▶ [Task brief] From the entries below, copy every line where the string "challenges" appears.

▶ [Rows from a figure dataset]

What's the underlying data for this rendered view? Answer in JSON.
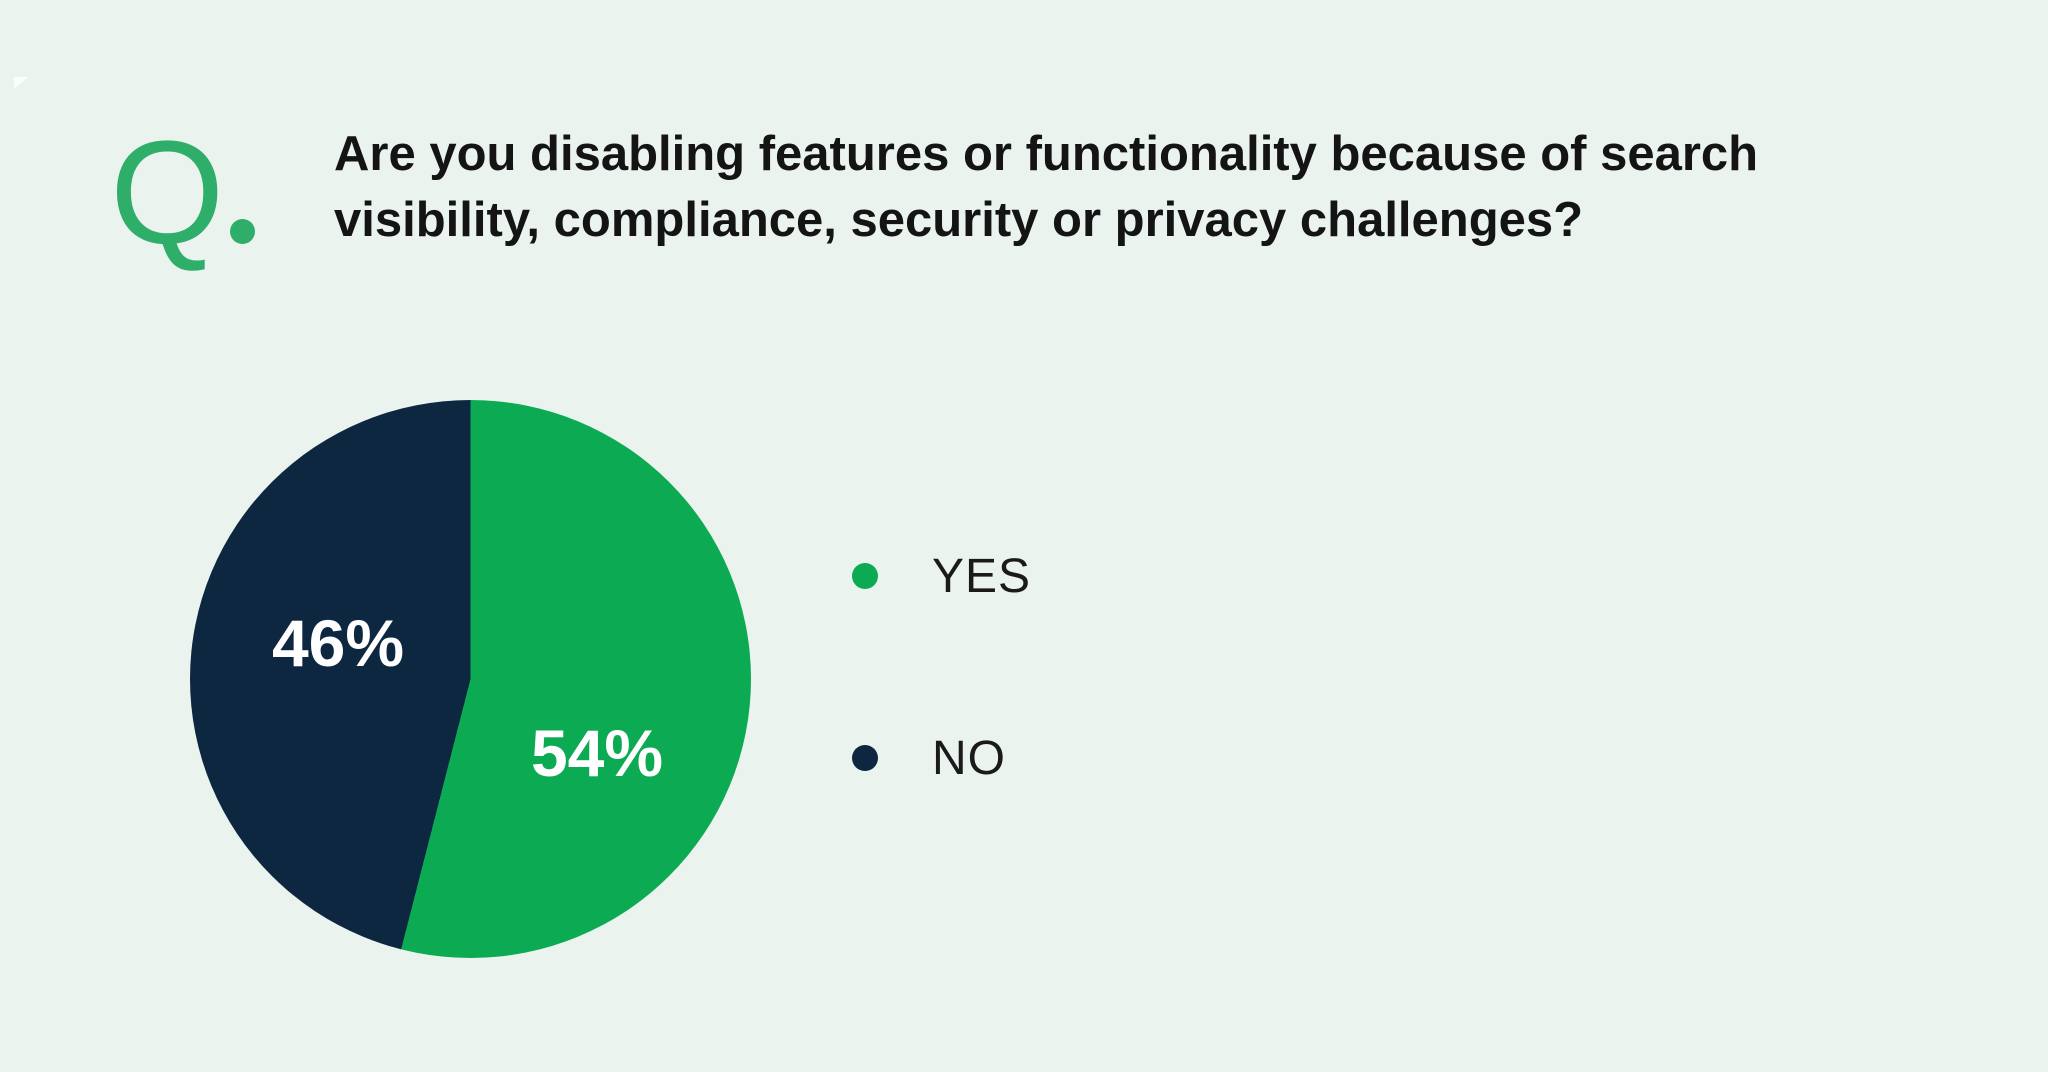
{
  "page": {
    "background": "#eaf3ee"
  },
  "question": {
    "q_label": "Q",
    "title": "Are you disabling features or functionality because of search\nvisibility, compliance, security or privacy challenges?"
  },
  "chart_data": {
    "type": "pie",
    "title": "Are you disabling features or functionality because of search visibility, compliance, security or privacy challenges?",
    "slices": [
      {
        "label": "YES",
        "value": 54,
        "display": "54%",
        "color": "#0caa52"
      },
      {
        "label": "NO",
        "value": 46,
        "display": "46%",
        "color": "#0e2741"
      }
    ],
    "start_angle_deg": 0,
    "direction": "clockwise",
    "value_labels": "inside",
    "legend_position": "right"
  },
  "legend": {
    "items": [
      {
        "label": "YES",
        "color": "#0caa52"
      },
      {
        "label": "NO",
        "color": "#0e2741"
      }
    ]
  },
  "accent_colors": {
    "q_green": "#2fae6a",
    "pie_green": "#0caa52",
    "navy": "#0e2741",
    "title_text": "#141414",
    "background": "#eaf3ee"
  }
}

* * *

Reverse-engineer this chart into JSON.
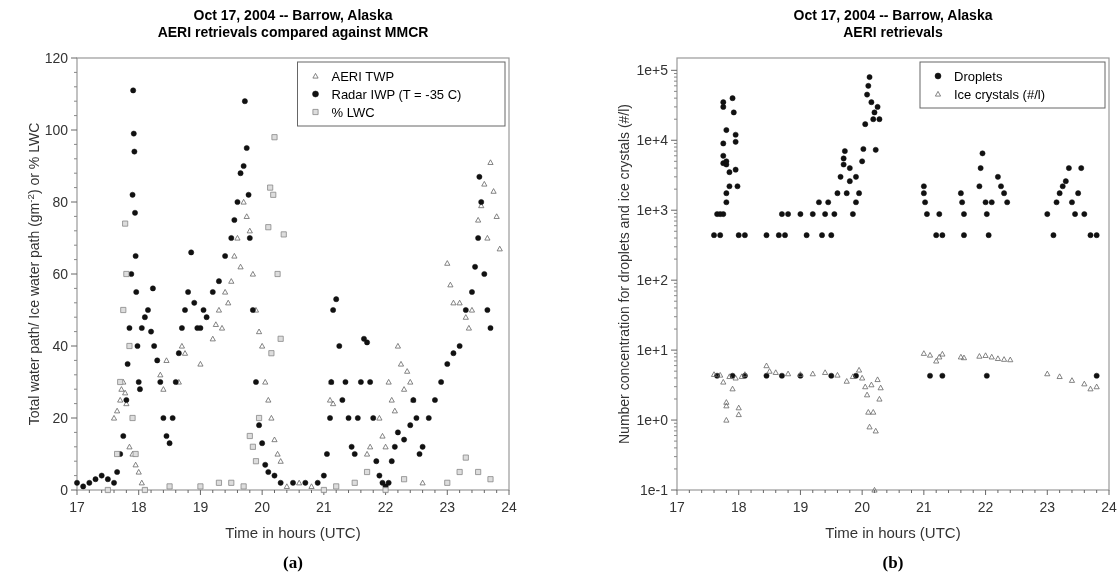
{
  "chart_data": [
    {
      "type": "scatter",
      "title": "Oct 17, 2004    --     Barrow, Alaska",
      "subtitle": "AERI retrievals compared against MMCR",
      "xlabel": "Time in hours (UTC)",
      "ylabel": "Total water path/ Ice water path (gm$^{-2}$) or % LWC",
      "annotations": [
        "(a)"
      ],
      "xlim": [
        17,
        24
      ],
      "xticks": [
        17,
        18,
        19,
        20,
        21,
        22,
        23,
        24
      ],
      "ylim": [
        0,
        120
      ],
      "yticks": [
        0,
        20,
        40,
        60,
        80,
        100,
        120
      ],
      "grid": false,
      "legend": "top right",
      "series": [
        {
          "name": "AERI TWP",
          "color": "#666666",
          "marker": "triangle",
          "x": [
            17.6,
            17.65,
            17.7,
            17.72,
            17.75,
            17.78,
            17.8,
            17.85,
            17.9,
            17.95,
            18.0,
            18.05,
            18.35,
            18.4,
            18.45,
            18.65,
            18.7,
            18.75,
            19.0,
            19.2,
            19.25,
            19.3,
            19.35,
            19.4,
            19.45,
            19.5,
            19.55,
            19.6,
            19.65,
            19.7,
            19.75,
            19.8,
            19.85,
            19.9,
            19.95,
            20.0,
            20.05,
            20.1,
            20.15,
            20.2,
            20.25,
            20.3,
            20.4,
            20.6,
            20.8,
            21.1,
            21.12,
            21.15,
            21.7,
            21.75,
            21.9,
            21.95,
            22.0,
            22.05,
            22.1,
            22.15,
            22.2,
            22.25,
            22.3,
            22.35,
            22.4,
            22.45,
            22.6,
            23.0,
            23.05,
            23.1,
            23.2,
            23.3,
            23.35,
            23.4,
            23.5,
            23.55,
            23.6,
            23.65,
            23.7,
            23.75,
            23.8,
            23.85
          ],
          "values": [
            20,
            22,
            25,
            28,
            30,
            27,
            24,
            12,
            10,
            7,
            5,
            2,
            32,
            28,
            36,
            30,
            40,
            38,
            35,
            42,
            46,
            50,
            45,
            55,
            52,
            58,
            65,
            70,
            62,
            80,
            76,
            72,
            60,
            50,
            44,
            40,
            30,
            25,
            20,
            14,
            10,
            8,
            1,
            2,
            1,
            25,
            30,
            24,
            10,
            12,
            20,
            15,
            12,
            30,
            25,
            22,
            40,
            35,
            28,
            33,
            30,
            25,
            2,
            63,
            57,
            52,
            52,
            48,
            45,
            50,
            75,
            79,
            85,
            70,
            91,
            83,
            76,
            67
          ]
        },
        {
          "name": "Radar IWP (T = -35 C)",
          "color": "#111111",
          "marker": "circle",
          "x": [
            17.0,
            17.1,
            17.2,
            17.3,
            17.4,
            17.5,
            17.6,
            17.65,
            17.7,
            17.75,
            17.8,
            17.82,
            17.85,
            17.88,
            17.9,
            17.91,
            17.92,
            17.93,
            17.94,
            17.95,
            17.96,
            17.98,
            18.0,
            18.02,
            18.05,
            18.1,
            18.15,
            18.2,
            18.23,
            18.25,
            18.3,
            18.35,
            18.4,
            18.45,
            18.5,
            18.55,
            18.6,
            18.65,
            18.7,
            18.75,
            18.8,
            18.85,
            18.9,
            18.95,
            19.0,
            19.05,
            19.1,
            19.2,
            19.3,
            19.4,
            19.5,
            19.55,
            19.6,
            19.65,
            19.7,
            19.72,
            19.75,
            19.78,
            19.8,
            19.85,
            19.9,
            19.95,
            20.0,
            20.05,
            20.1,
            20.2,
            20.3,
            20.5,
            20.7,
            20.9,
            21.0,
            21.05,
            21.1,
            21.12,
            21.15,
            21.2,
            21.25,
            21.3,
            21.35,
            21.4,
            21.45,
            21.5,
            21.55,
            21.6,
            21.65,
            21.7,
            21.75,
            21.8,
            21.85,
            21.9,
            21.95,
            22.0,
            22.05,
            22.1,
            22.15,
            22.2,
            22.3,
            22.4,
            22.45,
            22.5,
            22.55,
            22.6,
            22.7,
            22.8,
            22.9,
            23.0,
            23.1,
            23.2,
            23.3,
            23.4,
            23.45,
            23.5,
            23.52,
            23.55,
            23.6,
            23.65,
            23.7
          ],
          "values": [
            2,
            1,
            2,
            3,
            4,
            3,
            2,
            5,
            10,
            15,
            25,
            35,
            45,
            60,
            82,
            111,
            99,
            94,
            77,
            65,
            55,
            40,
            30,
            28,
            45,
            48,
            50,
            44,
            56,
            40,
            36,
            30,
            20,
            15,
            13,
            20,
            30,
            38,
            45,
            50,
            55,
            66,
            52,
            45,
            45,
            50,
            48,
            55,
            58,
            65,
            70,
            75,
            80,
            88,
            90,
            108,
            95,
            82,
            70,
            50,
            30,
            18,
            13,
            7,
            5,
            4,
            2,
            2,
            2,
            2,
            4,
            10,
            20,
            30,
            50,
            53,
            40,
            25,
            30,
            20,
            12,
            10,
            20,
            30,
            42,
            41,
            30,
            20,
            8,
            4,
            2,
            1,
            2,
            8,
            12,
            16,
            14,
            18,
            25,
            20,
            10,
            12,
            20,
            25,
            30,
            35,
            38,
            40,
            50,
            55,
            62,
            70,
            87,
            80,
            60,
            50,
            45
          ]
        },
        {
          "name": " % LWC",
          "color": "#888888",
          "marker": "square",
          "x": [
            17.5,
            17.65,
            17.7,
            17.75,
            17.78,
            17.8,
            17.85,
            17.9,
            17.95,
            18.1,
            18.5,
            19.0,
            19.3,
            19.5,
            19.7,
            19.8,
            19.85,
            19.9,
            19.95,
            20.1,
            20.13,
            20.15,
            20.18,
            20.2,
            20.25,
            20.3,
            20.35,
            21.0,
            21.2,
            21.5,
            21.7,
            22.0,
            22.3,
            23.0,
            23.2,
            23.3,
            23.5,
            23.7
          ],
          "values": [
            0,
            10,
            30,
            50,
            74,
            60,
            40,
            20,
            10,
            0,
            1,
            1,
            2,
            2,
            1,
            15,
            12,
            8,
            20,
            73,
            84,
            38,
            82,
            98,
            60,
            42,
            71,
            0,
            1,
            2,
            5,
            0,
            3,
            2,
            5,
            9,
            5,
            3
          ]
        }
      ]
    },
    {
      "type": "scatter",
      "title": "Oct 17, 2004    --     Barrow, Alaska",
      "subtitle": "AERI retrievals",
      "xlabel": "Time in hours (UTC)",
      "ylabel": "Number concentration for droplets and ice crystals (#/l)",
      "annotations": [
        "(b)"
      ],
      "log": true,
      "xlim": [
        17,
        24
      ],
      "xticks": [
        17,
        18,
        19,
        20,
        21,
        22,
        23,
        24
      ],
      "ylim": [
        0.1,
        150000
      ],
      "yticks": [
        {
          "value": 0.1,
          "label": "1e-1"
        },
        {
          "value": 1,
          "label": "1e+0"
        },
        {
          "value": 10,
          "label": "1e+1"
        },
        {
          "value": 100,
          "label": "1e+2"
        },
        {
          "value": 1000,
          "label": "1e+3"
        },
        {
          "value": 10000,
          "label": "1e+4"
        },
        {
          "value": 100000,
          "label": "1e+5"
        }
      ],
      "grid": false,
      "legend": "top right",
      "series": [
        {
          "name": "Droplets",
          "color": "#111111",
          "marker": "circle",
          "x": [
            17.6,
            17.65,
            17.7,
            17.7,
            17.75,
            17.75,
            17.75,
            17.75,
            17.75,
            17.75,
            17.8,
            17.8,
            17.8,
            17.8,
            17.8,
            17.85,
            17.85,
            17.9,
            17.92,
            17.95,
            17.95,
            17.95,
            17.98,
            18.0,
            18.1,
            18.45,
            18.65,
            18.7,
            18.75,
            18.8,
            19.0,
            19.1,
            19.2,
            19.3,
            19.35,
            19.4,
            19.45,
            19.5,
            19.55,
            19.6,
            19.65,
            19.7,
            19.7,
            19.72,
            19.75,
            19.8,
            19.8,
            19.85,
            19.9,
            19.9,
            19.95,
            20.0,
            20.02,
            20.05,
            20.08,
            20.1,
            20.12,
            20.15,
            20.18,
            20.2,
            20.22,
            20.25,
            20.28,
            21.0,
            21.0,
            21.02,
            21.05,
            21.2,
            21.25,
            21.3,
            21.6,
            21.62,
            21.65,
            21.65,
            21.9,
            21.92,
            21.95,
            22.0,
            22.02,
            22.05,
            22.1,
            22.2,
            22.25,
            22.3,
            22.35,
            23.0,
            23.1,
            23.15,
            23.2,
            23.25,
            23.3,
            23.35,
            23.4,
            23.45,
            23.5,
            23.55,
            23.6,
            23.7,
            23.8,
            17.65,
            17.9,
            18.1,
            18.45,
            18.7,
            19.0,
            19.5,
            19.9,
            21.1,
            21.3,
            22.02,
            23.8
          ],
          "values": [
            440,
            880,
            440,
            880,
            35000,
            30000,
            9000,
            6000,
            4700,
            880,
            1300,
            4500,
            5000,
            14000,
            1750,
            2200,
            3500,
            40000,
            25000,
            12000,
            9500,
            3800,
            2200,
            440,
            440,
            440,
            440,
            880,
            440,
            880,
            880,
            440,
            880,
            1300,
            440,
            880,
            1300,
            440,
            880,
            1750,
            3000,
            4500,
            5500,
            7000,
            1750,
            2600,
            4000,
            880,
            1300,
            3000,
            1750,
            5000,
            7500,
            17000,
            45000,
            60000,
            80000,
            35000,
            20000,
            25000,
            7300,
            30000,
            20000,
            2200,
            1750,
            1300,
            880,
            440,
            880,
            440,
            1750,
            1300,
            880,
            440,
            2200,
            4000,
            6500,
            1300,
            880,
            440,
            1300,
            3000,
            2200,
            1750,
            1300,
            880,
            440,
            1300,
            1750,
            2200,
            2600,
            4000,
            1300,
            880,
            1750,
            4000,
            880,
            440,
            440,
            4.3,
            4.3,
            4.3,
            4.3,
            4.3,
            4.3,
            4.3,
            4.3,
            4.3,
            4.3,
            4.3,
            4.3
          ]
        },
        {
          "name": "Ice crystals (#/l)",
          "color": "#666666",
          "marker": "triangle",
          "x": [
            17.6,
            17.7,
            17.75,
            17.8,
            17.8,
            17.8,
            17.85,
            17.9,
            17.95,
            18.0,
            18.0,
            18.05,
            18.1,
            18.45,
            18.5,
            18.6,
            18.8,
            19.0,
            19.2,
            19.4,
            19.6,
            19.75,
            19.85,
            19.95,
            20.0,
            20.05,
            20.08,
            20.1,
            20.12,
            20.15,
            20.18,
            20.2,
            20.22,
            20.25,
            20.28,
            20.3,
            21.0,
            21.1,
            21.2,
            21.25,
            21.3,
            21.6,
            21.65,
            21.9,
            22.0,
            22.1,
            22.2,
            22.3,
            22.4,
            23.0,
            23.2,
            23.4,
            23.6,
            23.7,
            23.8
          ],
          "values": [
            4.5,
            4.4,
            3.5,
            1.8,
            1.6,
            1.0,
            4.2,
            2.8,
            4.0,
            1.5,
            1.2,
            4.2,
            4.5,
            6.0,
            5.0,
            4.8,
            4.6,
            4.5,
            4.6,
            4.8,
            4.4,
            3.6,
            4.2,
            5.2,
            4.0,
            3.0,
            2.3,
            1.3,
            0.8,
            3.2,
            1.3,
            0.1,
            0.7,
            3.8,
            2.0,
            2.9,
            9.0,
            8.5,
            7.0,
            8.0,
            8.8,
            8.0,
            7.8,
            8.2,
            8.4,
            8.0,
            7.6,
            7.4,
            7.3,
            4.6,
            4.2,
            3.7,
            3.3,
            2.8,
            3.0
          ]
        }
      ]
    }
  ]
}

--

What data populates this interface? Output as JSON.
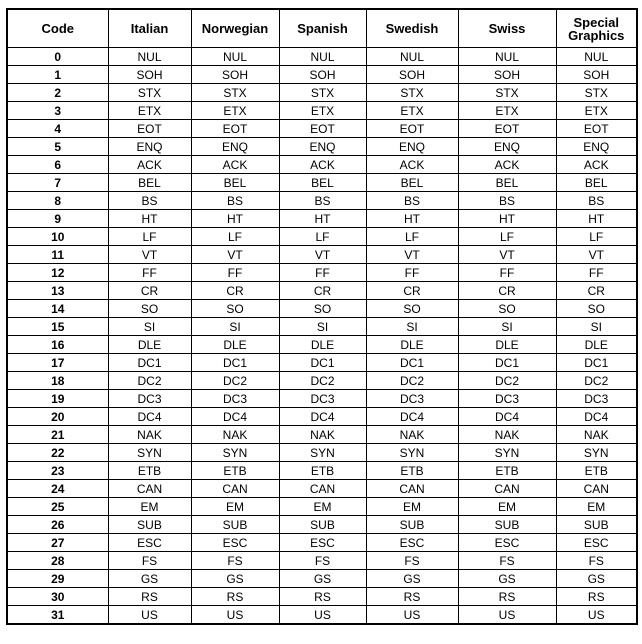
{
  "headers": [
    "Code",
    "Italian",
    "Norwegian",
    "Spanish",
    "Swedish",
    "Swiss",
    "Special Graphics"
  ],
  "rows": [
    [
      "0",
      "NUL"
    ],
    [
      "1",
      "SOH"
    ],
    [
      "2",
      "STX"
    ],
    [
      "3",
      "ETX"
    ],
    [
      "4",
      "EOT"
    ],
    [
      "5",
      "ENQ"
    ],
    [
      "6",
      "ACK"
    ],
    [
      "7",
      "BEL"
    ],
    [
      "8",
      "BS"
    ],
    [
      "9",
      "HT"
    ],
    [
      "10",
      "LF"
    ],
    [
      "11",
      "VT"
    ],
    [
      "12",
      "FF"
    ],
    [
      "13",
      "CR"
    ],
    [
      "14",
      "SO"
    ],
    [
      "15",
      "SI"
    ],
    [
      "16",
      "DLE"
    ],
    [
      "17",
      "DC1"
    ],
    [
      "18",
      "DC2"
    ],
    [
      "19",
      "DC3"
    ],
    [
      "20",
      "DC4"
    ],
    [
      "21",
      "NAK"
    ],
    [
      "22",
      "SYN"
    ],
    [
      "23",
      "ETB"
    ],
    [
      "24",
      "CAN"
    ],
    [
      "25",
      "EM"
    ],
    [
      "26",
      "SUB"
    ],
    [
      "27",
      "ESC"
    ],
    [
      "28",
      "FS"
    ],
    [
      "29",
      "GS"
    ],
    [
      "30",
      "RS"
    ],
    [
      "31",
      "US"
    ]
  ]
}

▶ [Answer to this exercise]
    "title": "Are you disabling features or functionality because of search\nvisibility, compliance, security or privacy challenges?"
    "title": "Are you disabling features or functionality because of search visibility, compliance, security or privacy challenges?",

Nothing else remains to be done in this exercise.